══ Фрагмент источника

Читаем Молодой Ясперс: рождение экзистенциализма из пены психиатрии полностью

В мае он был у нас последний раз — приезжал делать доклад студентам и преподавателям как ректор Фрайбургского университета. Председатель гейдельбергской организации студентов Шеель приветствовал его как «камрада Хайдеггера». Это был мастерский доклад — по форме, а по содержанию — программа национал — социалистического обновления университетов. Он требовал тотального преобразования духа. Профессора, находящиеся сейчас в должности, не способны, как он сказал, выполнить новые задачи. Но за десять лет будет воспитано новое поколение способных доцентов. Им мы и передадим свои посты. А до этого будет переходный период. Он негодовал по поводу многих явлений в университетской жизни, в том числе по поводу высоких доходов преподавателей, и удостоился овации студентов, а также некоторых — немногочисленных — профессоров. Я сидел в первом ряду, с краю, вытянув ноги, засунув руки в карманы, и не шевелился.

════

Цель задания:
Как, судя по отрывку о докладе Хайдеггера, его приветствовал председатель гейдельбергской организации студентов Шеель?

══ Исходные данные

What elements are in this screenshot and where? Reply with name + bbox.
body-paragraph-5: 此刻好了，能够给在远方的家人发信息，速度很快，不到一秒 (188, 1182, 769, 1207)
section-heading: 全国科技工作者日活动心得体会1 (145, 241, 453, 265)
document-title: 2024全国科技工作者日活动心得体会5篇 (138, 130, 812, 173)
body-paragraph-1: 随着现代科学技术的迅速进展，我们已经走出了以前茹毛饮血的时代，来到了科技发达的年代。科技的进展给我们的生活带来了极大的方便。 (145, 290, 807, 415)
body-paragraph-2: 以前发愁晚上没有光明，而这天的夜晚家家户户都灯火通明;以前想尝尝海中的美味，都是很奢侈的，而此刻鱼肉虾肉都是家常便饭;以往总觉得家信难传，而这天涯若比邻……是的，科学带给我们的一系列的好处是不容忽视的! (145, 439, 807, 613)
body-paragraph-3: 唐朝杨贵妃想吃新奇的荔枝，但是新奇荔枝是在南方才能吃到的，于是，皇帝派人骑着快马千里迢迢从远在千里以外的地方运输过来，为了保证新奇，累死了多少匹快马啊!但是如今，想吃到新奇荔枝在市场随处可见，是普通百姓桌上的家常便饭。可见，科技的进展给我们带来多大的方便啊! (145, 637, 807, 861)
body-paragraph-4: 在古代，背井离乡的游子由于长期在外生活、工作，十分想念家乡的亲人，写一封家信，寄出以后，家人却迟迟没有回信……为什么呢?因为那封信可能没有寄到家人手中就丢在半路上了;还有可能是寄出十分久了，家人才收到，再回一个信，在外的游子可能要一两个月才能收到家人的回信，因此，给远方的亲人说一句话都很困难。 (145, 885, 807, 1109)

════

Ожидаемый ответ:
Как «камрада Хайдеггера».